Please transcribe the data that follows without the pictures, keeping every word the same.
┌─ Exercise materials
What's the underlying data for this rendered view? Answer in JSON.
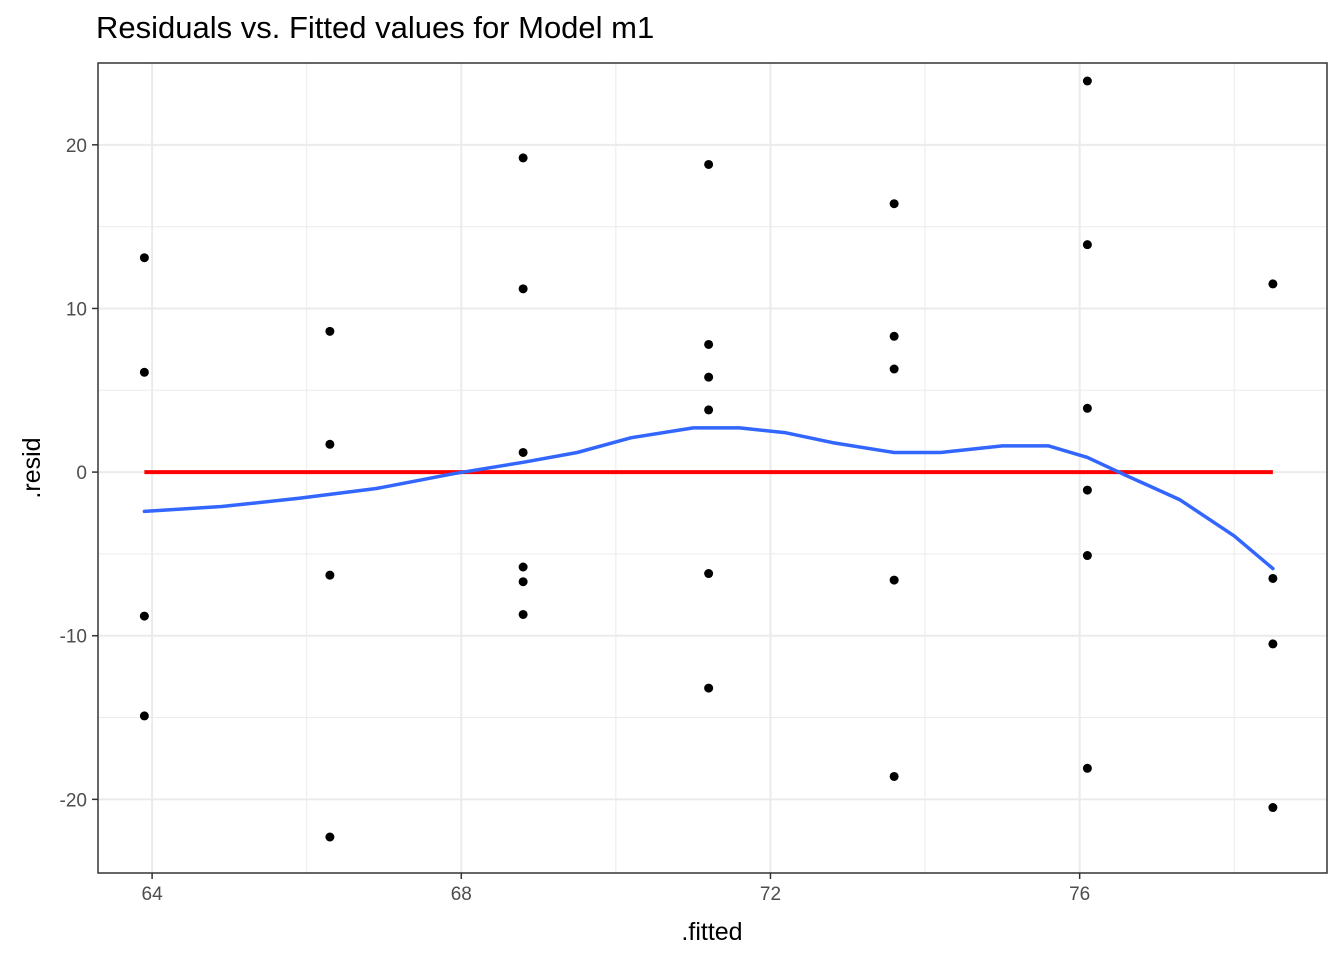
{
  "chart_data": {
    "type": "scatter",
    "title": "Residuals vs. Fitted values for Model m1",
    "xlabel": ".fitted",
    "ylabel": ".resid",
    "xlim": [
      63.3,
      79.2
    ],
    "ylim": [
      -24.5,
      25.0
    ],
    "x_ticks": [
      64,
      68,
      72,
      76
    ],
    "y_ticks": [
      -20,
      -10,
      0,
      10,
      20
    ],
    "x_minor": [
      66,
      70,
      74,
      78
    ],
    "y_minor": [
      -15,
      -5,
      5,
      15
    ],
    "grid": true,
    "colors": {
      "points": "#000000",
      "smooth": "#3366ff",
      "reference_line": "#ff0000",
      "grid": "#ebebeb",
      "panel_border": "#333333"
    },
    "points": [
      {
        "x": 63.9,
        "y": 13.1
      },
      {
        "x": 63.9,
        "y": 6.1
      },
      {
        "x": 63.9,
        "y": -8.8
      },
      {
        "x": 63.9,
        "y": -14.9
      },
      {
        "x": 66.3,
        "y": 8.6
      },
      {
        "x": 66.3,
        "y": 1.7
      },
      {
        "x": 66.3,
        "y": -6.3
      },
      {
        "x": 66.3,
        "y": -22.3
      },
      {
        "x": 68.8,
        "y": 19.2
      },
      {
        "x": 68.8,
        "y": 11.2
      },
      {
        "x": 68.8,
        "y": 1.2
      },
      {
        "x": 68.8,
        "y": -5.8
      },
      {
        "x": 68.8,
        "y": -6.7
      },
      {
        "x": 68.8,
        "y": -8.7
      },
      {
        "x": 71.2,
        "y": 18.8
      },
      {
        "x": 71.2,
        "y": 7.8
      },
      {
        "x": 71.2,
        "y": 5.8
      },
      {
        "x": 71.2,
        "y": 3.8
      },
      {
        "x": 71.2,
        "y": -6.2
      },
      {
        "x": 71.2,
        "y": -13.2
      },
      {
        "x": 73.6,
        "y": 16.4
      },
      {
        "x": 73.6,
        "y": 8.3
      },
      {
        "x": 73.6,
        "y": 6.3
      },
      {
        "x": 73.6,
        "y": -6.6
      },
      {
        "x": 73.6,
        "y": -18.6
      },
      {
        "x": 76.1,
        "y": 23.9
      },
      {
        "x": 76.1,
        "y": 13.9
      },
      {
        "x": 76.1,
        "y": 3.9
      },
      {
        "x": 76.1,
        "y": -1.1
      },
      {
        "x": 76.1,
        "y": -5.1
      },
      {
        "x": 76.1,
        "y": -18.1
      },
      {
        "x": 78.5,
        "y": 11.5
      },
      {
        "x": 78.5,
        "y": -6.5
      },
      {
        "x": 78.5,
        "y": -10.5
      },
      {
        "x": 78.5,
        "y": -20.5
      }
    ],
    "smooth_line": [
      {
        "x": 63.9,
        "y": -2.4
      },
      {
        "x": 64.9,
        "y": -2.1
      },
      {
        "x": 65.9,
        "y": -1.6
      },
      {
        "x": 66.9,
        "y": -1.0
      },
      {
        "x": 67.9,
        "y": -0.1
      },
      {
        "x": 68.8,
        "y": 0.6
      },
      {
        "x": 69.5,
        "y": 1.2
      },
      {
        "x": 70.2,
        "y": 2.1
      },
      {
        "x": 71.0,
        "y": 2.7
      },
      {
        "x": 71.6,
        "y": 2.7
      },
      {
        "x": 72.2,
        "y": 2.4
      },
      {
        "x": 72.8,
        "y": 1.8
      },
      {
        "x": 73.6,
        "y": 1.2
      },
      {
        "x": 74.2,
        "y": 1.2
      },
      {
        "x": 75.0,
        "y": 1.6
      },
      {
        "x": 75.6,
        "y": 1.6
      },
      {
        "x": 76.1,
        "y": 0.9
      },
      {
        "x": 76.6,
        "y": -0.2
      },
      {
        "x": 77.3,
        "y": -1.7
      },
      {
        "x": 78.0,
        "y": -3.9
      },
      {
        "x": 78.5,
        "y": -5.9
      }
    ],
    "reference_line": {
      "y": 0,
      "x_start": 63.9,
      "x_end": 78.5
    }
  }
}
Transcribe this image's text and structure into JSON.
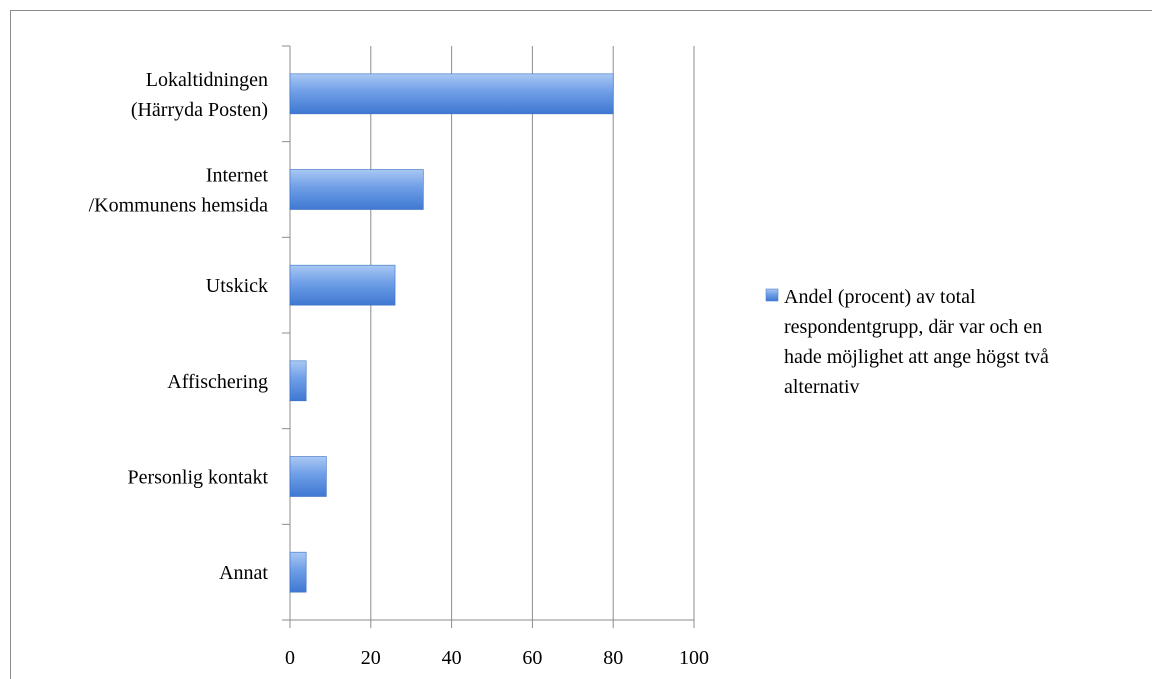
{
  "chart_data": {
    "type": "bar",
    "orientation": "horizontal",
    "categories": [
      [
        "Lokaltidningen",
        "(Härryda Posten)"
      ],
      [
        "Internet",
        "/Kommunens hemsida"
      ],
      [
        "Utskick"
      ],
      [
        "Affischering"
      ],
      [
        "Personlig kontakt"
      ],
      [
        "Annat"
      ]
    ],
    "series": [
      {
        "name": "Andel (procent) av total respondentgrupp, där var och en hade möjlighet att ange högst två alternativ",
        "name_lines": [
          "Andel (procent) av total",
          "respondentgrupp, där var och en",
          "hade möjlighet att ange högst två",
          "alternativ"
        ],
        "values": [
          80,
          33,
          26,
          4,
          9,
          4
        ],
        "color": "#4f86d8"
      }
    ],
    "xlim": [
      0,
      100
    ],
    "xticks": [
      "0",
      "20",
      "40",
      "60",
      "80",
      "100"
    ],
    "grid": true,
    "legend": "right"
  }
}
└─
> _Written response_
What's the underlying data for this rendered view? Answer in JSON.
{
  "chart_data": {
    "type": "scatter",
    "title": "Residuals vs. Fitted values for Model m1",
    "xlabel": ".fitted",
    "ylabel": ".resid",
    "xlim": [
      63.3,
      79.2
    ],
    "ylim": [
      -24.5,
      25.0
    ],
    "x_ticks": [
      64,
      68,
      72,
      76
    ],
    "y_ticks": [
      -20,
      -10,
      0,
      10,
      20
    ],
    "x_minor": [
      66,
      70,
      74,
      78
    ],
    "y_minor": [
      -15,
      -5,
      5,
      15
    ],
    "grid": true,
    "colors": {
      "points": "#000000",
      "smooth": "#3366ff",
      "reference_line": "#ff0000",
      "grid": "#ebebeb",
      "panel_border": "#333333"
    },
    "points": [
      {
        "x": 63.9,
        "y": 13.1
      },
      {
        "x": 63.9,
        "y": 6.1
      },
      {
        "x": 63.9,
        "y": -8.8
      },
      {
        "x": 63.9,
        "y": -14.9
      },
      {
        "x": 66.3,
        "y": 8.6
      },
      {
        "x": 66.3,
        "y": 1.7
      },
      {
        "x": 66.3,
        "y": -6.3
      },
      {
        "x": 66.3,
        "y": -22.3
      },
      {
        "x": 68.8,
        "y": 19.2
      },
      {
        "x": 68.8,
        "y": 11.2
      },
      {
        "x": 68.8,
        "y": 1.2
      },
      {
        "x": 68.8,
        "y": -5.8
      },
      {
        "x": 68.8,
        "y": -6.7
      },
      {
        "x": 68.8,
        "y": -8.7
      },
      {
        "x": 71.2,
        "y": 18.8
      },
      {
        "x": 71.2,
        "y": 7.8
      },
      {
        "x": 71.2,
        "y": 5.8
      },
      {
        "x": 71.2,
        "y": 3.8
      },
      {
        "x": 71.2,
        "y": -6.2
      },
      {
        "x": 71.2,
        "y": -13.2
      },
      {
        "x": 73.6,
        "y": 16.4
      },
      {
        "x": 73.6,
        "y": 8.3
      },
      {
        "x": 73.6,
        "y": 6.3
      },
      {
        "x": 73.6,
        "y": -6.6
      },
      {
        "x": 73.6,
        "y": -18.6
      },
      {
        "x": 76.1,
        "y": 23.9
      },
      {
        "x": 76.1,
        "y": 13.9
      },
      {
        "x": 76.1,
        "y": 3.9
      },
      {
        "x": 76.1,
        "y": -1.1
      },
      {
        "x": 76.1,
        "y": -5.1
      },
      {
        "x": 76.1,
        "y": -18.1
      },
      {
        "x": 78.5,
        "y": 11.5
      },
      {
        "x": 78.5,
        "y": -6.5
      },
      {
        "x": 78.5,
        "y": -10.5
      },
      {
        "x": 78.5,
        "y": -20.5
      }
    ],
    "smooth_line": [
      {
        "x": 63.9,
        "y": -2.4
      },
      {
        "x": 64.9,
        "y": -2.1
      },
      {
        "x": 65.9,
        "y": -1.6
      },
      {
        "x": 66.9,
        "y": -1.0
      },
      {
        "x": 67.9,
        "y": -0.1
      },
      {
        "x": 68.8,
        "y": 0.6
      },
      {
        "x": 69.5,
        "y": 1.2
      },
      {
        "x": 70.2,
        "y": 2.1
      },
      {
        "x": 71.0,
        "y": 2.7
      },
      {
        "x": 71.6,
        "y": 2.7
      },
      {
        "x": 72.2,
        "y": 2.4
      },
      {
        "x": 72.8,
        "y": 1.8
      },
      {
        "x": 73.6,
        "y": 1.2
      },
      {
        "x": 74.2,
        "y": 1.2
      },
      {
        "x": 75.0,
        "y": 1.6
      },
      {
        "x": 75.6,
        "y": 1.6
      },
      {
        "x": 76.1,
        "y": 0.9
      },
      {
        "x": 76.6,
        "y": -0.2
      },
      {
        "x": 77.3,
        "y": -1.7
      },
      {
        "x": 78.0,
        "y": -3.9
      },
      {
        "x": 78.5,
        "y": -5.9
      }
    ],
    "reference_line": {
      "y": 0,
      "x_start": 63.9,
      "x_end": 78.5
    }
  }
}
Transcribe this image's text and structure into JSON.
{
  "chart_data": {
    "type": "bar",
    "orientation": "horizontal",
    "categories": [
      [
        "Lokaltidningen",
        "(Härryda Posten)"
      ],
      [
        "Internet",
        "/Kommunens hemsida"
      ],
      [
        "Utskick"
      ],
      [
        "Affischering"
      ],
      [
        "Personlig kontakt"
      ],
      [
        "Annat"
      ]
    ],
    "series": [
      {
        "name": "Andel (procent) av total respondentgrupp, där var och en hade möjlighet att ange högst två alternativ",
        "name_lines": [
          "Andel (procent) av total",
          "respondentgrupp, där var och en",
          "hade möjlighet att ange högst två",
          "alternativ"
        ],
        "values": [
          80,
          33,
          26,
          4,
          9,
          4
        ],
        "color": "#4f86d8"
      }
    ],
    "xlim": [
      0,
      100
    ],
    "xticks": [
      "0",
      "20",
      "40",
      "60",
      "80",
      "100"
    ],
    "grid": true,
    "legend": "right"
  }
}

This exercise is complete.